# INSTRUCTION
Copy every line that mentions the word "this".

# DATA LINES
■ ■ ■ ■ ■
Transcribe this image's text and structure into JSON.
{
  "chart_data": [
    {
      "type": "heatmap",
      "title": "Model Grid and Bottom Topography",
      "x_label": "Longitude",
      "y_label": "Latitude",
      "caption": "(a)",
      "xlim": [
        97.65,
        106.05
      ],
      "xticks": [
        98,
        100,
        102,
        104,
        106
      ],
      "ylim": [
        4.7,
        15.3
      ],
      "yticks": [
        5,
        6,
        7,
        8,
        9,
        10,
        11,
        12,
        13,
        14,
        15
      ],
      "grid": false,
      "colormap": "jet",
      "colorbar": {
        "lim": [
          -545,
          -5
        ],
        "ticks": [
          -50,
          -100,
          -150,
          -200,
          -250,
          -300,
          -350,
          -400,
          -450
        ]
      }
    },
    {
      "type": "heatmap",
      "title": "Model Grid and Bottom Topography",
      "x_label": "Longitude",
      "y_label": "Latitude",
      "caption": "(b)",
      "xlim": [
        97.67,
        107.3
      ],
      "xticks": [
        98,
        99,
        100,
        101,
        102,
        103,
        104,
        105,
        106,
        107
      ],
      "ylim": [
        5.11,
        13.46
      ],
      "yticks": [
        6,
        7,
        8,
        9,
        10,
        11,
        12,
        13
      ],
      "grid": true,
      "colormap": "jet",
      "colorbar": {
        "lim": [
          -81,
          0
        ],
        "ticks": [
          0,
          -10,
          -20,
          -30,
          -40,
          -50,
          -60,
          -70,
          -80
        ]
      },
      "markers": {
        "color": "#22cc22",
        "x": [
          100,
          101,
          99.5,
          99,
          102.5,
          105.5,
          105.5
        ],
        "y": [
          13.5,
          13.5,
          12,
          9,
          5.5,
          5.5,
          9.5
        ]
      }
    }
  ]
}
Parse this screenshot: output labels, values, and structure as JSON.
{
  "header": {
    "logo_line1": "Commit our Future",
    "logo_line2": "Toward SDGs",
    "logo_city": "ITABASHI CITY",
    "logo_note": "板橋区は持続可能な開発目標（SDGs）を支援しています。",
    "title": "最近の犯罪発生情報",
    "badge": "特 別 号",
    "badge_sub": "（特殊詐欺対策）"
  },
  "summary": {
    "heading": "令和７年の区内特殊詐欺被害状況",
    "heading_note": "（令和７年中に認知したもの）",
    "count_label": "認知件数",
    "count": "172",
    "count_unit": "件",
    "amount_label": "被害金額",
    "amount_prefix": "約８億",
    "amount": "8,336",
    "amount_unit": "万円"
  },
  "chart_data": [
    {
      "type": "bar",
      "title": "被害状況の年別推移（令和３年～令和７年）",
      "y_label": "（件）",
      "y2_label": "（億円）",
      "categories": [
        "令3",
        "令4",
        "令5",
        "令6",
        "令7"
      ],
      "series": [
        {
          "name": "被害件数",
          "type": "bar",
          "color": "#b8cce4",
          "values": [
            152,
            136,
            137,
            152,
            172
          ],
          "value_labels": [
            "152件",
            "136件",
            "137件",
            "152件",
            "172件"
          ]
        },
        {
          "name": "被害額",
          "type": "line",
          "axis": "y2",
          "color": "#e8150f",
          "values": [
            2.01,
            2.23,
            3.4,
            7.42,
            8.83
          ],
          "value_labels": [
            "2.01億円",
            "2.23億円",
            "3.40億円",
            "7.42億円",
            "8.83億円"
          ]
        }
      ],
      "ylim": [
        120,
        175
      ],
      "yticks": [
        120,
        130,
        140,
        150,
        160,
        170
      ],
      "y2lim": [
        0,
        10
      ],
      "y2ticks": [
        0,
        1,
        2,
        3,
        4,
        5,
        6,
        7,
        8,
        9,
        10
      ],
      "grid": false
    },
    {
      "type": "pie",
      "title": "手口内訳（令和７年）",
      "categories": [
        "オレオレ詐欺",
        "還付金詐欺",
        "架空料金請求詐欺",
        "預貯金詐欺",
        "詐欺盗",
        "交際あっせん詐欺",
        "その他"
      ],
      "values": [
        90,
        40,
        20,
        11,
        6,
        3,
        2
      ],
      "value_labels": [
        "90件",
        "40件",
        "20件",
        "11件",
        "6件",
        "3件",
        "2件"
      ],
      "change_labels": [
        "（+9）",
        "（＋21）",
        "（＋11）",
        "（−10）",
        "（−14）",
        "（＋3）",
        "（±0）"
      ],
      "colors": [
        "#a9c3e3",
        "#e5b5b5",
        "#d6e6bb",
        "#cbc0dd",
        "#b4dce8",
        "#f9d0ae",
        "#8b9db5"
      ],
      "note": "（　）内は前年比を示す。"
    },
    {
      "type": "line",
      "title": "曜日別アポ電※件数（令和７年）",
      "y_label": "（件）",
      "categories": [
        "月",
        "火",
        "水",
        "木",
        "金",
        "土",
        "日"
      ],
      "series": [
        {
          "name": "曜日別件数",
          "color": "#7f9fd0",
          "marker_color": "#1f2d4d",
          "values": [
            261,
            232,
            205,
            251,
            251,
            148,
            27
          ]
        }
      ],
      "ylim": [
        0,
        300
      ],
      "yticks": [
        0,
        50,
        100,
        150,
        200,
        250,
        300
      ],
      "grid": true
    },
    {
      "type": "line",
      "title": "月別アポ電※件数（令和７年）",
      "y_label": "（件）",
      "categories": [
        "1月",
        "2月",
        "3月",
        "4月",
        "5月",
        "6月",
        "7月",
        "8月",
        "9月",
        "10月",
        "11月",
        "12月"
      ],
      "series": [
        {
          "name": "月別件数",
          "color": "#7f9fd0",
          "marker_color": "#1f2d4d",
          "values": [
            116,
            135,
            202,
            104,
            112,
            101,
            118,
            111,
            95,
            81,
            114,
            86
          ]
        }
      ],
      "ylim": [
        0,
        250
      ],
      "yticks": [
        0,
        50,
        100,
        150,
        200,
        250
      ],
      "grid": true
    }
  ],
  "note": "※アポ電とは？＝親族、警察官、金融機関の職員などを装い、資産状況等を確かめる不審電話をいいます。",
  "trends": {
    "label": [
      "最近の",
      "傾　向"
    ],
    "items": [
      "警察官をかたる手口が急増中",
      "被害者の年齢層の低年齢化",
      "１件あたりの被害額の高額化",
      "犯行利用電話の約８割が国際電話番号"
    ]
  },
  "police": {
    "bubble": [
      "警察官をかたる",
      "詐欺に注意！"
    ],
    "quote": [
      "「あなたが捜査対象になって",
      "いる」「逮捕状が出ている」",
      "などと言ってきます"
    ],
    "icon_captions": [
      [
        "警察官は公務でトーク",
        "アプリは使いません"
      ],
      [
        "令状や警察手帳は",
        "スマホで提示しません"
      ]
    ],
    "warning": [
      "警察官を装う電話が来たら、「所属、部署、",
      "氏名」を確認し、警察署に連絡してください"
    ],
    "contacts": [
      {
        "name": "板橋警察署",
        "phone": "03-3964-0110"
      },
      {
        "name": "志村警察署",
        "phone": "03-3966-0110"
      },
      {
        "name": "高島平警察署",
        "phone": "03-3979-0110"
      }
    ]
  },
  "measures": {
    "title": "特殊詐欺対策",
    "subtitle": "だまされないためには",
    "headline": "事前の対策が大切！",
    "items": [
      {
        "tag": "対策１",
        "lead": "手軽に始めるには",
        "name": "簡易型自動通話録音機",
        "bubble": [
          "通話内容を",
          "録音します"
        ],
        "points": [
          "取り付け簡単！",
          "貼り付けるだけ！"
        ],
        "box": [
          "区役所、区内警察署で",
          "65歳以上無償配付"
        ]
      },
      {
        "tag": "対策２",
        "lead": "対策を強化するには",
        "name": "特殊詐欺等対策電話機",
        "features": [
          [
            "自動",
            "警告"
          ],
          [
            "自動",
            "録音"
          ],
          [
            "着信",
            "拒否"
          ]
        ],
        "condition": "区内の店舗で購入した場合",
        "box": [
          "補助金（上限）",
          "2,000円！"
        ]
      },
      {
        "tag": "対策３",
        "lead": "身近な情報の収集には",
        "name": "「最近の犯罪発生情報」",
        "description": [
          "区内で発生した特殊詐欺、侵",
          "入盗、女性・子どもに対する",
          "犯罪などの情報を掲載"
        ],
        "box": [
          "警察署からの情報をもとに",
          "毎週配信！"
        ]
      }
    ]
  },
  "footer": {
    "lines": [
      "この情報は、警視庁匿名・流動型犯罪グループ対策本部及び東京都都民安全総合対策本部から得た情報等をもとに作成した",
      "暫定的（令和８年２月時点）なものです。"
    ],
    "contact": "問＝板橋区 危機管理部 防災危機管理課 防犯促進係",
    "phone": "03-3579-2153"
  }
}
■ ■ ■ ■ ■
# SOLUTION BELOW
Transcribe this image's text and structure into JSON.
Parse this screenshot: output labels, values, and structure as JSON.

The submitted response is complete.